_Exercise instructions_: Transcribe the material word for word, but without the images.
---------------
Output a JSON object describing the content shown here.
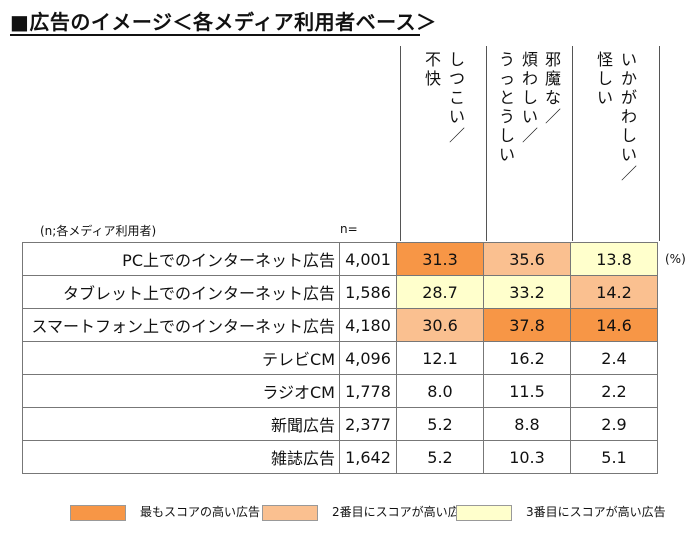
{
  "title": "■広告のイメージ＜各メディア利用者ベース＞",
  "sample_note": "(n;各メディア利用者)",
  "n_header": "n=",
  "unit": "(%)",
  "colors": {
    "rank1": "#f79646",
    "rank2": "#fac090",
    "rank3": "#ffffcc",
    "none": "#ffffff"
  },
  "chart_data": {
    "type": "table",
    "columns": [
      {
        "chars": [
          "し",
          "つ",
          "こ",
          "い",
          "／"
        ],
        "chars2": [
          "不",
          "快"
        ]
      },
      {
        "chars": [
          "邪",
          "魔",
          "な",
          "／"
        ],
        "chars2": [
          "煩",
          "わ",
          "し",
          "い",
          "／"
        ],
        "chars3": [
          "う",
          "っ",
          "と",
          "う",
          "し",
          "い"
        ]
      },
      {
        "chars": [
          "い",
          "か",
          "が",
          "わ",
          "し",
          "い",
          "／"
        ],
        "chars2": [
          "怪",
          "し",
          "い"
        ]
      }
    ],
    "rows": [
      {
        "label": "PC上でのインターネット広告",
        "n": "4,001",
        "values": [
          "31.3",
          "35.6",
          "13.8"
        ],
        "ranks": [
          1,
          2,
          3
        ]
      },
      {
        "label": "タブレット上でのインターネット広告",
        "n": "1,586",
        "values": [
          "28.7",
          "33.2",
          "14.2"
        ],
        "ranks": [
          3,
          3,
          2
        ]
      },
      {
        "label": "スマートフォン上でのインターネット広告",
        "n": "4,180",
        "values": [
          "30.6",
          "37.8",
          "14.6"
        ],
        "ranks": [
          2,
          1,
          1
        ]
      },
      {
        "label": "テレビCM",
        "n": "4,096",
        "values": [
          "12.1",
          "16.2",
          "2.4"
        ],
        "ranks": [
          0,
          0,
          0
        ]
      },
      {
        "label": "ラジオCM",
        "n": "1,778",
        "values": [
          "8.0",
          "11.5",
          "2.2"
        ],
        "ranks": [
          0,
          0,
          0
        ]
      },
      {
        "label": "新聞広告",
        "n": "2,377",
        "values": [
          "5.2",
          "8.8",
          "2.9"
        ],
        "ranks": [
          0,
          0,
          0
        ]
      },
      {
        "label": "雑誌広告",
        "n": "1,642",
        "values": [
          "5.2",
          "10.3",
          "5.1"
        ],
        "ranks": [
          0,
          0,
          0
        ]
      }
    ]
  },
  "legend": [
    {
      "label": "最もスコアの高い広告",
      "rank": 1
    },
    {
      "label": "2番目にスコアが高い広告",
      "rank": 2
    },
    {
      "label": "3番目にスコアが高い広告",
      "rank": 3
    }
  ]
}
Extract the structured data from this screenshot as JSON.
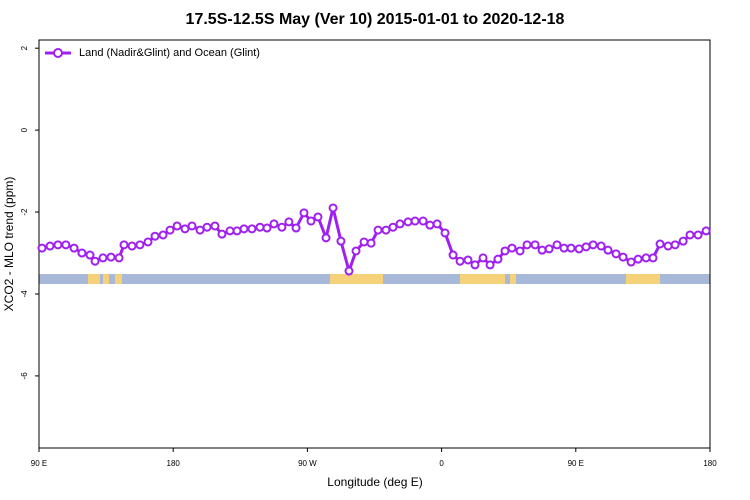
{
  "chart_data": {
    "type": "line",
    "title": "17.5S-12.5S May (Ver 10)   2015-01-01 to 2020-12-18",
    "x_label": "Longitude (deg E)",
    "y_label": "XCO2 - MLO trend (ppm)",
    "x": [
      92,
      97.4,
      102.7,
      108,
      113.5,
      118.8,
      124.2,
      127.6,
      132.9,
      138.3,
      143.7,
      147,
      152.4,
      157.7,
      163.1,
      167.8,
      173.2,
      177.9,
      182.6,
      187.9,
      192.6,
      198,
      202.7,
      208,
      212.7,
      218.1,
      222.8,
      227.5,
      232.8,
      238.2,
      242.9,
      247.6,
      252.9,
      257.6,
      262.4,
      267.7,
      272.4,
      277.1,
      282.5,
      287.2,
      292.5,
      297.9,
      302.6,
      308,
      312.7,
      317.4,
      322.7,
      327.4,
      332.1,
      337.5,
      342.2,
      347.6,
      352.2,
      357,
      362.3,
      367.7,
      372.4,
      377.7,
      382.4,
      387.8,
      392.5,
      397.8,
      402.5,
      407.2,
      412.6,
      417.3,
      422.7,
      427.4,
      432.1,
      437.4,
      442.1,
      446.8,
      452.2,
      456.9,
      461.6,
      467,
      471.6,
      477,
      481.7,
      487.1,
      491.8,
      497.1,
      501.8,
      506.5,
      511.9,
      516.6,
      522,
      526.6,
      532,
      537.4
    ],
    "series": [
      {
        "name": "Land (Nadir&Glint) and Ocean (Glint)",
        "color": "#a020f0",
        "values": [
          -2.88,
          -2.83,
          -2.8,
          -2.8,
          -2.88,
          -3.0,
          -3.05,
          -3.2,
          -3.12,
          -3.1,
          -3.12,
          -2.8,
          -2.83,
          -2.8,
          -2.73,
          -2.59,
          -2.56,
          -2.44,
          -2.34,
          -2.41,
          -2.34,
          -2.44,
          -2.37,
          -2.34,
          -2.54,
          -2.46,
          -2.46,
          -2.41,
          -2.41,
          -2.37,
          -2.39,
          -2.29,
          -2.37,
          -2.24,
          -2.39,
          -2.02,
          -2.22,
          -2.12,
          -2.63,
          -1.9,
          -2.71,
          -3.44,
          -2.95,
          -2.73,
          -2.76,
          -2.44,
          -2.44,
          -2.37,
          -2.29,
          -2.24,
          -2.22,
          -2.22,
          -2.32,
          -2.29,
          -2.51,
          -3.05,
          -3.2,
          -3.17,
          -3.29,
          -3.12,
          -3.29,
          -3.15,
          -2.95,
          -2.88,
          -2.95,
          -2.8,
          -2.8,
          -2.93,
          -2.9,
          -2.8,
          -2.88,
          -2.88,
          -2.9,
          -2.85,
          -2.8,
          -2.83,
          -2.93,
          -3.02,
          -3.1,
          -3.22,
          -3.15,
          -3.12,
          -3.12,
          -2.78,
          -2.83,
          -2.8,
          -2.71,
          -2.56,
          -2.56,
          -2.46
        ]
      }
    ],
    "xlim": [
      90,
      540
    ],
    "xticks": [
      {
        "value": 90,
        "label": "90 E"
      },
      180,
      {
        "value": 270,
        "label": "90 W"
      },
      {
        "value": 360,
        "label": "0"
      },
      {
        "value": 450,
        "label": "90 E"
      },
      {
        "value": 540,
        "label": "180"
      }
    ],
    "ylim": [
      -7.76,
      2.2
    ],
    "yticks": [
      2,
      0,
      -2,
      -4,
      -6
    ],
    "grid": false,
    "legend": "top-left"
  }
}
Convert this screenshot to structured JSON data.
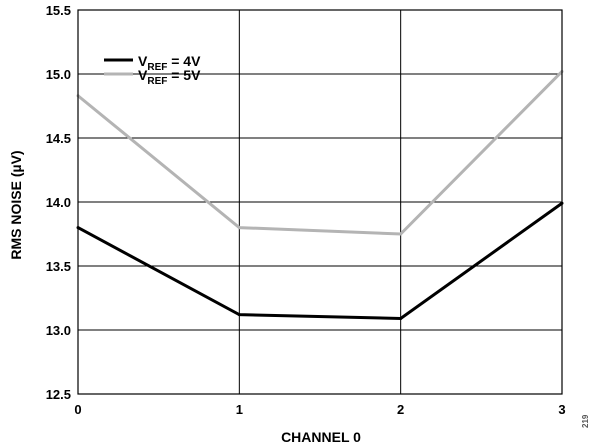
{
  "chart_data": {
    "type": "line",
    "xlabel": "CHANNEL 0",
    "ylabel": "RMS NOISE (µV)",
    "x": [
      0,
      1,
      2,
      3
    ],
    "x_tick_labels": [
      "0",
      "1",
      "2",
      "3"
    ],
    "y_tick_labels": [
      "12.5",
      "13.0",
      "13.5",
      "14.0",
      "14.5",
      "15.0",
      "15.5"
    ],
    "xlim": [
      0,
      3
    ],
    "ylim": [
      12.5,
      15.5
    ],
    "grid": true,
    "legend_position": "top-left",
    "series": [
      {
        "legend_main": "V",
        "legend_sub": "REF",
        "legend_rest": " = 4V",
        "color": "#000000",
        "values": [
          13.8,
          13.12,
          13.09,
          13.99
        ]
      },
      {
        "legend_main": "V",
        "legend_sub": "REF",
        "legend_rest": " = 5V",
        "color": "#b4b4b4",
        "values": [
          14.83,
          13.8,
          13.75,
          15.02
        ]
      }
    ],
    "figure_id": "219"
  }
}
---------------
_Finished task_:
Output a JSON object describing the content shown here.
{
  "title": "■広告のイメージ＜各メディア利用者ベース＞",
  "sample_note": "(n;各メディア利用者)",
  "n_header": "n=",
  "unit": "(%)",
  "colors": {
    "rank1": "#f79646",
    "rank2": "#fac090",
    "rank3": "#ffffcc",
    "none": "#ffffff"
  },
  "chart_data": {
    "type": "table",
    "columns": [
      {
        "chars": [
          "し",
          "つ",
          "こ",
          "い",
          "／"
        ],
        "chars2": [
          "不",
          "快"
        ]
      },
      {
        "chars": [
          "邪",
          "魔",
          "な",
          "／"
        ],
        "chars2": [
          "煩",
          "わ",
          "し",
          "い",
          "／"
        ],
        "chars3": [
          "う",
          "っ",
          "と",
          "う",
          "し",
          "い"
        ]
      },
      {
        "chars": [
          "い",
          "か",
          "が",
          "わ",
          "し",
          "い",
          "／"
        ],
        "chars2": [
          "怪",
          "し",
          "い"
        ]
      }
    ],
    "rows": [
      {
        "label": "PC上でのインターネット広告",
        "n": "4,001",
        "values": [
          "31.3",
          "35.6",
          "13.8"
        ],
        "ranks": [
          1,
          2,
          3
        ]
      },
      {
        "label": "タブレット上でのインターネット広告",
        "n": "1,586",
        "values": [
          "28.7",
          "33.2",
          "14.2"
        ],
        "ranks": [
          3,
          3,
          2
        ]
      },
      {
        "label": "スマートフォン上でのインターネット広告",
        "n": "4,180",
        "values": [
          "30.6",
          "37.8",
          "14.6"
        ],
        "ranks": [
          2,
          1,
          1
        ]
      },
      {
        "label": "テレビCM",
        "n": "4,096",
        "values": [
          "12.1",
          "16.2",
          "2.4"
        ],
        "ranks": [
          0,
          0,
          0
        ]
      },
      {
        "label": "ラジオCM",
        "n": "1,778",
        "values": [
          "8.0",
          "11.5",
          "2.2"
        ],
        "ranks": [
          0,
          0,
          0
        ]
      },
      {
        "label": "新聞広告",
        "n": "2,377",
        "values": [
          "5.2",
          "8.8",
          "2.9"
        ],
        "ranks": [
          0,
          0,
          0
        ]
      },
      {
        "label": "雑誌広告",
        "n": "1,642",
        "values": [
          "5.2",
          "10.3",
          "5.1"
        ],
        "ranks": [
          0,
          0,
          0
        ]
      }
    ]
  },
  "legend": [
    {
      "label": "最もスコアの高い広告",
      "rank": 1
    },
    {
      "label": "2番目にスコアが高い広告",
      "rank": 2
    },
    {
      "label": "3番目にスコアが高い広告",
      "rank": 3
    }
  ]
}
Extract the structured data from this screenshot as JSON.
{
  "chart_data": {
    "type": "line",
    "title": "17.5S-12.5S May (Ver 10)   2015-01-01 to 2020-12-18",
    "x_label": "Longitude (deg E)",
    "y_label": "XCO2 - MLO trend (ppm)",
    "x": [
      92,
      97.4,
      102.7,
      108,
      113.5,
      118.8,
      124.2,
      127.6,
      132.9,
      138.3,
      143.7,
      147,
      152.4,
      157.7,
      163.1,
      167.8,
      173.2,
      177.9,
      182.6,
      187.9,
      192.6,
      198,
      202.7,
      208,
      212.7,
      218.1,
      222.8,
      227.5,
      232.8,
      238.2,
      242.9,
      247.6,
      252.9,
      257.6,
      262.4,
      267.7,
      272.4,
      277.1,
      282.5,
      287.2,
      292.5,
      297.9,
      302.6,
      308,
      312.7,
      317.4,
      322.7,
      327.4,
      332.1,
      337.5,
      342.2,
      347.6,
      352.2,
      357,
      362.3,
      367.7,
      372.4,
      377.7,
      382.4,
      387.8,
      392.5,
      397.8,
      402.5,
      407.2,
      412.6,
      417.3,
      422.7,
      427.4,
      432.1,
      437.4,
      442.1,
      446.8,
      452.2,
      456.9,
      461.6,
      467,
      471.6,
      477,
      481.7,
      487.1,
      491.8,
      497.1,
      501.8,
      506.5,
      511.9,
      516.6,
      522,
      526.6,
      532,
      537.4
    ],
    "series": [
      {
        "name": "Land (Nadir&Glint) and Ocean (Glint)",
        "color": "#a020f0",
        "values": [
          -2.88,
          -2.83,
          -2.8,
          -2.8,
          -2.88,
          -3.0,
          -3.05,
          -3.2,
          -3.12,
          -3.1,
          -3.12,
          -2.8,
          -2.83,
          -2.8,
          -2.73,
          -2.59,
          -2.56,
          -2.44,
          -2.34,
          -2.41,
          -2.34,
          -2.44,
          -2.37,
          -2.34,
          -2.54,
          -2.46,
          -2.46,
          -2.41,
          -2.41,
          -2.37,
          -2.39,
          -2.29,
          -2.37,
          -2.24,
          -2.39,
          -2.02,
          -2.22,
          -2.12,
          -2.63,
          -1.9,
          -2.71,
          -3.44,
          -2.95,
          -2.73,
          -2.76,
          -2.44,
          -2.44,
          -2.37,
          -2.29,
          -2.24,
          -2.22,
          -2.22,
          -2.32,
          -2.29,
          -2.51,
          -3.05,
          -3.2,
          -3.17,
          -3.29,
          -3.12,
          -3.29,
          -3.15,
          -2.95,
          -2.88,
          -2.95,
          -2.8,
          -2.8,
          -2.93,
          -2.9,
          -2.8,
          -2.88,
          -2.88,
          -2.9,
          -2.85,
          -2.8,
          -2.83,
          -2.93,
          -3.02,
          -3.1,
          -3.22,
          -3.15,
          -3.12,
          -3.12,
          -2.78,
          -2.83,
          -2.8,
          -2.71,
          -2.56,
          -2.56,
          -2.46
        ]
      }
    ],
    "xlim": [
      90,
      540
    ],
    "xticks": [
      {
        "value": 90,
        "label": "90 E"
      },
      180,
      {
        "value": 270,
        "label": "90 W"
      },
      {
        "value": 360,
        "label": "0"
      },
      {
        "value": 450,
        "label": "90 E"
      },
      {
        "value": 540,
        "label": "180"
      }
    ],
    "ylim": [
      -7.76,
      2.2
    ],
    "yticks": [
      2,
      0,
      -2,
      -4,
      -6
    ],
    "grid": false,
    "legend": "top-left"
  }
}
Convert this screenshot to structured JSON data.
{
  "chart_data": {
    "type": "line",
    "xlabel": "CHANNEL 0",
    "ylabel": "RMS NOISE (µV)",
    "x": [
      0,
      1,
      2,
      3
    ],
    "x_tick_labels": [
      "0",
      "1",
      "2",
      "3"
    ],
    "y_tick_labels": [
      "12.5",
      "13.0",
      "13.5",
      "14.0",
      "14.5",
      "15.0",
      "15.5"
    ],
    "xlim": [
      0,
      3
    ],
    "ylim": [
      12.5,
      15.5
    ],
    "grid": true,
    "legend_position": "top-left",
    "series": [
      {
        "legend_main": "V",
        "legend_sub": "REF",
        "legend_rest": " = 4V",
        "color": "#000000",
        "values": [
          13.8,
          13.12,
          13.09,
          13.99
        ]
      },
      {
        "legend_main": "V",
        "legend_sub": "REF",
        "legend_rest": " = 5V",
        "color": "#b4b4b4",
        "values": [
          14.83,
          13.8,
          13.75,
          15.02
        ]
      }
    ],
    "figure_id": "219"
  }
}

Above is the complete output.